== The input ==

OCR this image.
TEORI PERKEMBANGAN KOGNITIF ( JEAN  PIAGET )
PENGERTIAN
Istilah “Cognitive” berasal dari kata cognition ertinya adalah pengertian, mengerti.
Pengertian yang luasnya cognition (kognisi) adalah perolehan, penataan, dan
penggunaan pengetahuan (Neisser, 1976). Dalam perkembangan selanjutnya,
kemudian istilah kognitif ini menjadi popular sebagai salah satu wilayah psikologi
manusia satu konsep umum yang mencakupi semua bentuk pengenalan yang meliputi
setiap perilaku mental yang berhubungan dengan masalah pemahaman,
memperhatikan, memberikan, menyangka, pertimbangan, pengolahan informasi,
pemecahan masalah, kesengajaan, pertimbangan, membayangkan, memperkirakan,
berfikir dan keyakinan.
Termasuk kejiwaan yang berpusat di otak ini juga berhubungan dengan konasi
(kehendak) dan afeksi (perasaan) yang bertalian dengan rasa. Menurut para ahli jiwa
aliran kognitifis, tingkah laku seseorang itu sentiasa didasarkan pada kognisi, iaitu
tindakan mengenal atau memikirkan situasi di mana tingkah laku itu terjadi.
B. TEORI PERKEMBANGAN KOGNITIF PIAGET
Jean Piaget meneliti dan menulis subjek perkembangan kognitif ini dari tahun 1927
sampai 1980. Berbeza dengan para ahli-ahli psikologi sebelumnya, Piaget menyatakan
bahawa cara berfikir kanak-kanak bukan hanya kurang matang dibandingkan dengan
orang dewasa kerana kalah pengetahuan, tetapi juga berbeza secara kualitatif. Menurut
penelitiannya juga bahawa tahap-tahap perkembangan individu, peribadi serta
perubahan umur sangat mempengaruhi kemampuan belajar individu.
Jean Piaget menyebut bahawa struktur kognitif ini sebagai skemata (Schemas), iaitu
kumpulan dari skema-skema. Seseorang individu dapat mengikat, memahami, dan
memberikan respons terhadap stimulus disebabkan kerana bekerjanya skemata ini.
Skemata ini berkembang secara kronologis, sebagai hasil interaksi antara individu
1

===

For the data above, state how many lines contain "pertimbangan"; the number is the whole answer.

Answer to this exercise - 2